Dataset records:
>> Start
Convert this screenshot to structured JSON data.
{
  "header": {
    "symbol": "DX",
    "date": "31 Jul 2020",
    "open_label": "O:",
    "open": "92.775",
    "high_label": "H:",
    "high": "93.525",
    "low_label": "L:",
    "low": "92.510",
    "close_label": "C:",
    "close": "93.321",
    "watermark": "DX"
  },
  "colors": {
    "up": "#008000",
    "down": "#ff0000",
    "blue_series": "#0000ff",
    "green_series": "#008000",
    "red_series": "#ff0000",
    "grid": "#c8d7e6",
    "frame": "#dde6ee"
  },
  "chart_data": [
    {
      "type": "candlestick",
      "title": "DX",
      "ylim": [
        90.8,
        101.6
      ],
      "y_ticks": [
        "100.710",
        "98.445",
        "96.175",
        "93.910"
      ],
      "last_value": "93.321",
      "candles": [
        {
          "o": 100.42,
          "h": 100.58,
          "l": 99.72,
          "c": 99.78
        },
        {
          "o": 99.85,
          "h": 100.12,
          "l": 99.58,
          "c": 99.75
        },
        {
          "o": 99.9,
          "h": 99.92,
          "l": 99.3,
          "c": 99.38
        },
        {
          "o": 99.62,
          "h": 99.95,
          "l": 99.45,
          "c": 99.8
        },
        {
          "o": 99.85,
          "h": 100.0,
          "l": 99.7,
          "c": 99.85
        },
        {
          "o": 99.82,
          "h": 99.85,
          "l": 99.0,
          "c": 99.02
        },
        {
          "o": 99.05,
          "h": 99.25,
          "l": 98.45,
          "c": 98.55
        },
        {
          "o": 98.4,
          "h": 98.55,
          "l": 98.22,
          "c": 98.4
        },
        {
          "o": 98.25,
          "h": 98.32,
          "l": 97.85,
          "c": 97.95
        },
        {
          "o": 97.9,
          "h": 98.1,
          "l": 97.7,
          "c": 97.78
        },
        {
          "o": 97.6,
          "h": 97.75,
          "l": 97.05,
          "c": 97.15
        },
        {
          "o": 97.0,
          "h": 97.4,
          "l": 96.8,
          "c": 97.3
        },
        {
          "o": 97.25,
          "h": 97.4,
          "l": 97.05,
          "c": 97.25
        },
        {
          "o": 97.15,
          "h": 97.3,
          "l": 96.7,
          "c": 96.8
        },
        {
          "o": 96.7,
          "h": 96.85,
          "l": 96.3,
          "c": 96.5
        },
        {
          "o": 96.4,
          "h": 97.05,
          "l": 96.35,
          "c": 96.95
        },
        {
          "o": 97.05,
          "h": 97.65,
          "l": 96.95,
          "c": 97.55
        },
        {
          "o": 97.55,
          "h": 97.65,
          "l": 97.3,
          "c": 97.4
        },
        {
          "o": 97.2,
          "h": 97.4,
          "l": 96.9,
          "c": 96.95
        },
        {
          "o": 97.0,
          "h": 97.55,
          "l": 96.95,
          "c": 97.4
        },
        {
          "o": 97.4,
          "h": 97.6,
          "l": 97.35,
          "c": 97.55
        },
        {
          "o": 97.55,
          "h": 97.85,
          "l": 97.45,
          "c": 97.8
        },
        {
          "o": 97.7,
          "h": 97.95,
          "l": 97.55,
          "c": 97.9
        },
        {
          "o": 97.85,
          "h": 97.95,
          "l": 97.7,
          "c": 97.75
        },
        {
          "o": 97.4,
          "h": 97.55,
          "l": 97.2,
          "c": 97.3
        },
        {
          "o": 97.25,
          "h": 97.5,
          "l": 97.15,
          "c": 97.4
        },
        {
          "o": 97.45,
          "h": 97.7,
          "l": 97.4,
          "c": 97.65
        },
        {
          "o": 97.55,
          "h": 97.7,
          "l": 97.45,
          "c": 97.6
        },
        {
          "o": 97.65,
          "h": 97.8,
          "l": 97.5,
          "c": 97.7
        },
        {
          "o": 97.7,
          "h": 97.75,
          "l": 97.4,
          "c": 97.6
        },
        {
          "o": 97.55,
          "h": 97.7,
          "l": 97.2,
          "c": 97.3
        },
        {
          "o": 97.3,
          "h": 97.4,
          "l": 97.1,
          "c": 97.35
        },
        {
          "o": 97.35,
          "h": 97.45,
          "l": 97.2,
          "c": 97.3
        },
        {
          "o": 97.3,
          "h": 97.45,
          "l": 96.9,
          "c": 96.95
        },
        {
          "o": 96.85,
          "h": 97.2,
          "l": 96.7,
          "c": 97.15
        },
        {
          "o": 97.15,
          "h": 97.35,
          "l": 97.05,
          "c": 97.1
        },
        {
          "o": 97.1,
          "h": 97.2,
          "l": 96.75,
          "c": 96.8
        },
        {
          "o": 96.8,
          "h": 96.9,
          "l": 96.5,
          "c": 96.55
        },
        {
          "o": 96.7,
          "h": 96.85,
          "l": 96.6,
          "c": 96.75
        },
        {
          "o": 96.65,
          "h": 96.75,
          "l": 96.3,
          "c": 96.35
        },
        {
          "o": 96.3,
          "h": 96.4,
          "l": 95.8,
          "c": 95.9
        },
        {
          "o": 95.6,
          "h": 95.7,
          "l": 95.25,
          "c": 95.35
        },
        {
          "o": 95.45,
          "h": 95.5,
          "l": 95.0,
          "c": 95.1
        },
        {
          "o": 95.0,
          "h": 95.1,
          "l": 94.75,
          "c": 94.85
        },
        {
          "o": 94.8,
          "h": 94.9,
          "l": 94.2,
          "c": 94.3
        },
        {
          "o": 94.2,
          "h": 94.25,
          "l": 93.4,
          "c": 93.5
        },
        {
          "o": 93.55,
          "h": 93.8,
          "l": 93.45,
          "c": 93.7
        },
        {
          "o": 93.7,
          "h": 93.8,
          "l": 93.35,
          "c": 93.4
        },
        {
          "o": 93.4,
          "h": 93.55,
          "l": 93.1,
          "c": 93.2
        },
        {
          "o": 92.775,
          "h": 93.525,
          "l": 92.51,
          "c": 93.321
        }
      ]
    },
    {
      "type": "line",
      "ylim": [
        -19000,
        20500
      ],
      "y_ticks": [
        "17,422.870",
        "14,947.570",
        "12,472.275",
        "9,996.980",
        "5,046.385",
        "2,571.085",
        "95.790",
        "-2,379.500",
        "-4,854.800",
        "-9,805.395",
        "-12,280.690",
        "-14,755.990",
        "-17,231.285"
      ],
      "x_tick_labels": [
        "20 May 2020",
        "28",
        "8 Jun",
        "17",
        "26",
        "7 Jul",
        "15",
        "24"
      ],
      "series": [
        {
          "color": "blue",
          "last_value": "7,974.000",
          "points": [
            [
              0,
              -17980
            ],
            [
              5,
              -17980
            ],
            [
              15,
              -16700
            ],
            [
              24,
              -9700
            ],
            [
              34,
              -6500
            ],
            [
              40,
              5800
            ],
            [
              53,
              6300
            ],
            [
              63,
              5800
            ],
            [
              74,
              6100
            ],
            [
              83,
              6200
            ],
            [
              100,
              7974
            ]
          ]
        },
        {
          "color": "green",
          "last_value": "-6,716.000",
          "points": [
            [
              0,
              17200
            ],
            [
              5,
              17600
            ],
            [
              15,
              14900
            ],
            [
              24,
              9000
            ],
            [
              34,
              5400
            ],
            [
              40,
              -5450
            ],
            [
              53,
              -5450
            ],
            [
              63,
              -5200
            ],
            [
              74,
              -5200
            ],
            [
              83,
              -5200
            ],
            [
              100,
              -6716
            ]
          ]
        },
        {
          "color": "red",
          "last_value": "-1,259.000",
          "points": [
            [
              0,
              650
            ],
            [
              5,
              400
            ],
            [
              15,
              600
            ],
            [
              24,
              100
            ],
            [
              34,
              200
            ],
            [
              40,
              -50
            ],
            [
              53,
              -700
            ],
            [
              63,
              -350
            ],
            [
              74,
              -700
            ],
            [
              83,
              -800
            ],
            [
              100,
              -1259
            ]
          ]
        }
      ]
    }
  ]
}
>> End
Aim of the exercise: Above are some records; extract every one of them exactly.

Full solution:
Convert this screenshot to structured JSON data.
{
  "header": {
    "symbol": "DX",
    "date": "31 Jul 2020",
    "open_label": "O:",
    "open": "92.775",
    "high_label": "H:",
    "high": "93.525",
    "low_label": "L:",
    "low": "92.510",
    "close_label": "C:",
    "close": "93.321",
    "watermark": "DX"
  },
  "colors": {
    "up": "#008000",
    "down": "#ff0000",
    "blue_series": "#0000ff",
    "green_series": "#008000",
    "red_series": "#ff0000",
    "grid": "#c8d7e6",
    "frame": "#dde6ee"
  },
  "chart_data": [
    {
      "type": "candlestick",
      "title": "DX",
      "ylim": [
        90.8,
        101.6
      ],
      "y_ticks": [
        "100.710",
        "98.445",
        "96.175",
        "93.910"
      ],
      "last_value": "93.321",
      "candles": [
        {
          "o": 100.42,
          "h": 100.58,
          "l": 99.72,
          "c": 99.78
        },
        {
          "o": 99.85,
          "h": 100.12,
          "l": 99.58,
          "c": 99.75
        },
        {
          "o": 99.9,
          "h": 99.92,
          "l": 99.3,
          "c": 99.38
        },
        {
          "o": 99.62,
          "h": 99.95,
          "l": 99.45,
          "c": 99.8
        },
        {
          "o": 99.85,
          "h": 100.0,
          "l": 99.7,
          "c": 99.85
        },
        {
          "o": 99.82,
          "h": 99.85,
          "l": 99.0,
          "c": 99.02
        },
        {
          "o": 99.05,
          "h": 99.25,
          "l": 98.45,
          "c": 98.55
        },
        {
          "o": 98.4,
          "h": 98.55,
          "l": 98.22,
          "c": 98.4
        },
        {
          "o": 98.25,
          "h": 98.32,
          "l": 97.85,
          "c": 97.95
        },
        {
          "o": 97.9,
          "h": 98.1,
          "l": 97.7,
          "c": 97.78
        },
        {
          "o": 97.6,
          "h": 97.75,
          "l": 97.05,
          "c": 97.15
        },
        {
          "o": 97.0,
          "h": 97.4,
          "l": 96.8,
          "c": 97.3
        },
        {
          "o": 97.25,
          "h": 97.4,
          "l": 97.05,
          "c": 97.25
        },
        {
          "o": 97.15,
          "h": 97.3,
          "l": 96.7,
          "c": 96.8
        },
        {
          "o": 96.7,
          "h": 96.85,
          "l": 96.3,
          "c": 96.5
        },
        {
          "o": 96.4,
          "h": 97.05,
          "l": 96.35,
          "c": 96.95
        },
        {
          "o": 97.05,
          "h": 97.65,
          "l": 96.95,
          "c": 97.55
        },
        {
          "o": 97.55,
          "h": 97.65,
          "l": 97.3,
          "c": 97.4
        },
        {
          "o": 97.2,
          "h": 97.4,
          "l": 96.9,
          "c": 96.95
        },
        {
          "o": 97.0,
          "h": 97.55,
          "l": 96.95,
          "c": 97.4
        },
        {
          "o": 97.4,
          "h": 97.6,
          "l": 97.35,
          "c": 97.55
        },
        {
          "o": 97.55,
          "h": 97.85,
          "l": 97.45,
          "c": 97.8
        },
        {
          "o": 97.7,
          "h": 97.95,
          "l": 97.55,
          "c": 97.9
        },
        {
          "o": 97.85,
          "h": 97.95,
          "l": 97.7,
          "c": 97.75
        },
        {
          "o": 97.4,
          "h": 97.55,
          "l": 97.2,
          "c": 97.3
        },
        {
          "o": 97.25,
          "h": 97.5,
          "l": 97.15,
          "c": 97.4
        },
        {
          "o": 97.45,
          "h": 97.7,
          "l": 97.4,
          "c": 97.65
        },
        {
          "o": 97.55,
          "h": 97.7,
          "l": 97.45,
          "c": 97.6
        },
        {
          "o": 97.65,
          "h": 97.8,
          "l": 97.5,
          "c": 97.7
        },
        {
          "o": 97.7,
          "h": 97.75,
          "l": 97.4,
          "c": 97.6
        },
        {
          "o": 97.55,
          "h": 97.7,
          "l": 97.2,
          "c": 97.3
        },
        {
          "o": 97.3,
          "h": 97.4,
          "l": 97.1,
          "c": 97.35
        },
        {
          "o": 97.35,
          "h": 97.45,
          "l": 97.2,
          "c": 97.3
        },
        {
          "o": 97.3,
          "h": 97.45,
          "l": 96.9,
          "c": 96.95
        },
        {
          "o": 96.85,
          "h": 97.2,
          "l": 96.7,
          "c": 97.15
        },
        {
          "o": 97.15,
          "h": 97.35,
          "l": 97.05,
          "c": 97.1
        },
        {
          "o": 97.1,
          "h": 97.2,
          "l": 96.75,
          "c": 96.8
        },
        {
          "o": 96.8,
          "h": 96.9,
          "l": 96.5,
          "c": 96.55
        },
        {
          "o": 96.7,
          "h": 96.85,
          "l": 96.6,
          "c": 96.75
        },
        {
          "o": 96.65,
          "h": 96.75,
          "l": 96.3,
          "c": 96.35
        },
        {
          "o": 96.3,
          "h": 96.4,
          "l": 95.8,
          "c": 95.9
        },
        {
          "o": 95.6,
          "h": 95.7,
          "l": 95.25,
          "c": 95.35
        },
        {
          "o": 95.45,
          "h": 95.5,
          "l": 95.0,
          "c": 95.1
        },
        {
          "o": 95.0,
          "h": 95.1,
          "l": 94.75,
          "c": 94.85
        },
        {
          "o": 94.8,
          "h": 94.9,
          "l": 94.2,
          "c": 94.3
        },
        {
          "o": 94.2,
          "h": 94.25,
          "l": 93.4,
          "c": 93.5
        },
        {
          "o": 93.55,
          "h": 93.8,
          "l": 93.45,
          "c": 93.7
        },
        {
          "o": 93.7,
          "h": 93.8,
          "l": 93.35,
          "c": 93.4
        },
        {
          "o": 93.4,
          "h": 93.55,
          "l": 93.1,
          "c": 93.2
        },
        {
          "o": 92.775,
          "h": 93.525,
          "l": 92.51,
          "c": 93.321
        }
      ]
    },
    {
      "type": "line",
      "ylim": [
        -19000,
        20500
      ],
      "y_ticks": [
        "17,422.870",
        "14,947.570",
        "12,472.275",
        "9,996.980",
        "5,046.385",
        "2,571.085",
        "95.790",
        "-2,379.500",
        "-4,854.800",
        "-9,805.395",
        "-12,280.690",
        "-14,755.990",
        "-17,231.285"
      ],
      "x_tick_labels": [
        "20 May 2020",
        "28",
        "8 Jun",
        "17",
        "26",
        "7 Jul",
        "15",
        "24"
      ],
      "series": [
        {
          "color": "blue",
          "last_value": "7,974.000",
          "points": [
            [
              0,
              -17980
            ],
            [
              5,
              -17980
            ],
            [
              15,
              -16700
            ],
            [
              24,
              -9700
            ],
            [
              34,
              -6500
            ],
            [
              40,
              5800
            ],
            [
              53,
              6300
            ],
            [
              63,
              5800
            ],
            [
              74,
              6100
            ],
            [
              83,
              6200
            ],
            [
              100,
              7974
            ]
          ]
        },
        {
          "color": "green",
          "last_value": "-6,716.000",
          "points": [
            [
              0,
              17200
            ],
            [
              5,
              17600
            ],
            [
              15,
              14900
            ],
            [
              24,
              9000
            ],
            [
              34,
              5400
            ],
            [
              40,
              -5450
            ],
            [
              53,
              -5450
            ],
            [
              63,
              -5200
            ],
            [
              74,
              -5200
            ],
            [
              83,
              -5200
            ],
            [
              100,
              -6716
            ]
          ]
        },
        {
          "color": "red",
          "last_value": "-1,259.000",
          "points": [
            [
              0,
              650
            ],
            [
              5,
              400
            ],
            [
              15,
              600
            ],
            [
              24,
              100
            ],
            [
              34,
              200
            ],
            [
              40,
              -50
            ],
            [
              53,
              -700
            ],
            [
              63,
              -350
            ],
            [
              74,
              -700
            ],
            [
              83,
              -800
            ],
            [
              100,
              -1259
            ]
          ]
        }
      ]
    }
  ]
}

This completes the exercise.